* Given request
Extract the lines of the records without alteration, from the first line down to and including the line that contains "qat-redo-icon[interactable]: ↷: [62, 3, 78, 19]".

[Records]
[Begin]

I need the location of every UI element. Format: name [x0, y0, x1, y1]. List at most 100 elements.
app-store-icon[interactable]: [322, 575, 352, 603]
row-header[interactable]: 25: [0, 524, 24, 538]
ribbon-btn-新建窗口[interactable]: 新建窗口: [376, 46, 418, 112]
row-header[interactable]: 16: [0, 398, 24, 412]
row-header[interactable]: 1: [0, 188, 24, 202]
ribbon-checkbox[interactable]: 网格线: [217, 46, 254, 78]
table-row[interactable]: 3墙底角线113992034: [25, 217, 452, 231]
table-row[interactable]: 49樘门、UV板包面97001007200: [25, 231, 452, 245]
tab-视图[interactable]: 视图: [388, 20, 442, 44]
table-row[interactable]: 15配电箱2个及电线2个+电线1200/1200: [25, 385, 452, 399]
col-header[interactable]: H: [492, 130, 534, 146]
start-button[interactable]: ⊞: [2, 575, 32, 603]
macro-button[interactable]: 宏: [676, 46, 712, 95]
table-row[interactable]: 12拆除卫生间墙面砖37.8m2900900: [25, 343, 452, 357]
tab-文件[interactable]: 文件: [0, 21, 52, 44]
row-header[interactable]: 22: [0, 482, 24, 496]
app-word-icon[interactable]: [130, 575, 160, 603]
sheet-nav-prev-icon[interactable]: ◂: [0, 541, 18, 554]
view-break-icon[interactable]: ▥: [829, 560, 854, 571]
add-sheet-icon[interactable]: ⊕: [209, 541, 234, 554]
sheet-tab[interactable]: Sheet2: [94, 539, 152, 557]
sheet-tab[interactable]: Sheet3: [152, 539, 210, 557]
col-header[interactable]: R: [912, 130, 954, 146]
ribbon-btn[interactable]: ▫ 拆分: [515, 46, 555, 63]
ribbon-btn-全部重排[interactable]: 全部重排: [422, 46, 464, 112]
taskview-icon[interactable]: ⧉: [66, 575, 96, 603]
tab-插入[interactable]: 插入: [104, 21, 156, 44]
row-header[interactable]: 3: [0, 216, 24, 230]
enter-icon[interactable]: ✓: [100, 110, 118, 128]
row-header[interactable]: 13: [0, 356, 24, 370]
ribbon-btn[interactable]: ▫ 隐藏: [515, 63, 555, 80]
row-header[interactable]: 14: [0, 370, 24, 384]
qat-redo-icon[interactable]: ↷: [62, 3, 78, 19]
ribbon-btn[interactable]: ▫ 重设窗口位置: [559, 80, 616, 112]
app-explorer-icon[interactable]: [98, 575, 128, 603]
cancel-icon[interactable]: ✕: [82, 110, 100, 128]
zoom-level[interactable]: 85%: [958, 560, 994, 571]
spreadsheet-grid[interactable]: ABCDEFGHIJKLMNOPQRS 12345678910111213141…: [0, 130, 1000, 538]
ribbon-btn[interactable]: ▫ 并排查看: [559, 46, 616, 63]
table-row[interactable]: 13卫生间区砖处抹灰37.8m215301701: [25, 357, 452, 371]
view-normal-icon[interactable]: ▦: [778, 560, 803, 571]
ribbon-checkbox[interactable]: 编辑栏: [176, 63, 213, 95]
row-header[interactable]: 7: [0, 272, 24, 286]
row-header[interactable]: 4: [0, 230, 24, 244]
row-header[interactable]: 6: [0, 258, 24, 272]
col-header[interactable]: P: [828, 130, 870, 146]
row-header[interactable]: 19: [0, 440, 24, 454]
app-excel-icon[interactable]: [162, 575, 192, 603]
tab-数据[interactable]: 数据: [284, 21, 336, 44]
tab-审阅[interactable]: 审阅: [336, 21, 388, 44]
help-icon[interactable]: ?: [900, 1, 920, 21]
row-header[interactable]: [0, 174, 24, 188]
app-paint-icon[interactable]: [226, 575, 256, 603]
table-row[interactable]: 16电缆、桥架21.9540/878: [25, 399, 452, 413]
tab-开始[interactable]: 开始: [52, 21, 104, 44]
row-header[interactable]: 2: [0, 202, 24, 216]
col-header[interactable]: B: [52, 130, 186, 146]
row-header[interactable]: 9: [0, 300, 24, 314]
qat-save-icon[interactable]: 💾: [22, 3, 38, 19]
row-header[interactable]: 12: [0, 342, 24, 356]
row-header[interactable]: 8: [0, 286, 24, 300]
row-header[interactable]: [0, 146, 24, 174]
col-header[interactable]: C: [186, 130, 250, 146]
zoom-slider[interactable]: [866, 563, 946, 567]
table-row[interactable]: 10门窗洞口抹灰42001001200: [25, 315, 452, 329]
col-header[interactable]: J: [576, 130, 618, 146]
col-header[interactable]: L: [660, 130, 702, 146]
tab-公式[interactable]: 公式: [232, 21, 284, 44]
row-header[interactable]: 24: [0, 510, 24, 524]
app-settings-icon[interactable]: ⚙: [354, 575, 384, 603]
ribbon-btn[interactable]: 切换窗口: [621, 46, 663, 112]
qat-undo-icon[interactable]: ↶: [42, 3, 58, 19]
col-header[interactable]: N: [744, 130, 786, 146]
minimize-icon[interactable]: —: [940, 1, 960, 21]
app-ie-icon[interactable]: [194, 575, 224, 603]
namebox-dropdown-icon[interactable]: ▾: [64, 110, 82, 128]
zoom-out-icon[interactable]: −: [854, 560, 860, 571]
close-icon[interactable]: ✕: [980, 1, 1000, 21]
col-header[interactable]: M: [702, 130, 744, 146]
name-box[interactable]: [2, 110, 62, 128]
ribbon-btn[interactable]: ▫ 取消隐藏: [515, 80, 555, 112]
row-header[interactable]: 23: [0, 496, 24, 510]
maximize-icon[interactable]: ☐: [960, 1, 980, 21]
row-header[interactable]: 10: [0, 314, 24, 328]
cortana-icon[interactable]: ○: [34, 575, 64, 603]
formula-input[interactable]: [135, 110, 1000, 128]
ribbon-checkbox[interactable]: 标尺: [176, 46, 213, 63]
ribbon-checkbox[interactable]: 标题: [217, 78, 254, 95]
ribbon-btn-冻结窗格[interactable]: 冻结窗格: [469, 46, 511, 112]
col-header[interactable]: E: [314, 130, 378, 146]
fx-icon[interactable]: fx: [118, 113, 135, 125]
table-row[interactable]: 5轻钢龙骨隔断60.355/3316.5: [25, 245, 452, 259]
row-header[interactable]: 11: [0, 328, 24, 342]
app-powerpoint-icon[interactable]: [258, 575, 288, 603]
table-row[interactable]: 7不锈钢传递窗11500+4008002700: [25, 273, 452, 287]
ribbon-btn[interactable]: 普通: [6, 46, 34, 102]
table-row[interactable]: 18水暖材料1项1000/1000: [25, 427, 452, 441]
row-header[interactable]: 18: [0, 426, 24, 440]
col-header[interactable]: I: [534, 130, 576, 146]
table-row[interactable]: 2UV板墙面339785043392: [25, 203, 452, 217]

[End]

* Completed exercise
I need the location of every UI element. Format: name [x0, y0, x1, y1]. List at most 100 elements.
app-store-icon[interactable]: [322, 575, 352, 603]
row-header[interactable]: 25: [0, 524, 24, 538]
ribbon-btn-新建窗口[interactable]: 新建窗口: [376, 46, 418, 112]
row-header[interactable]: 16: [0, 398, 24, 412]
row-header[interactable]: 1: [0, 188, 24, 202]
ribbon-checkbox[interactable]: 网格线: [217, 46, 254, 78]
table-row[interactable]: 3墙底角线113992034: [25, 217, 452, 231]
table-row[interactable]: 49樘门、UV板包面97001007200: [25, 231, 452, 245]
tab-视图[interactable]: 视图: [388, 20, 442, 44]
table-row[interactable]: 15配电箱2个及电线2个+电线1200/1200: [25, 385, 452, 399]
col-header[interactable]: H: [492, 130, 534, 146]
start-button[interactable]: ⊞: [2, 575, 32, 603]
macro-button[interactable]: 宏: [676, 46, 712, 95]
table-row[interactable]: 12拆除卫生间墙面砖37.8m2900900: [25, 343, 452, 357]
tab-文件[interactable]: 文件: [0, 21, 52, 44]
row-header[interactable]: 22: [0, 482, 24, 496]
app-word-icon[interactable]: [130, 575, 160, 603]
sheet-nav-prev-icon[interactable]: ◂: [0, 541, 18, 554]
view-break-icon[interactable]: ▥: [829, 560, 854, 571]
add-sheet-icon[interactable]: ⊕: [209, 541, 234, 554]
sheet-tab[interactable]: Sheet2: [94, 539, 152, 557]
sheet-tab[interactable]: Sheet3: [152, 539, 210, 557]
col-header[interactable]: R: [912, 130, 954, 146]
ribbon-btn[interactable]: ▫ 拆分: [515, 46, 555, 63]
ribbon-btn-全部重排[interactable]: 全部重排: [422, 46, 464, 112]
taskview-icon[interactable]: ⧉: [66, 575, 96, 603]
tab-插入[interactable]: 插入: [104, 21, 156, 44]
row-header[interactable]: 3: [0, 216, 24, 230]
enter-icon[interactable]: ✓: [100, 110, 118, 128]
row-header[interactable]: 13: [0, 356, 24, 370]
ribbon-btn[interactable]: ▫ 隐藏: [515, 63, 555, 80]
row-header[interactable]: 14: [0, 370, 24, 384]
qat-redo-icon[interactable]: ↷: [62, 3, 78, 19]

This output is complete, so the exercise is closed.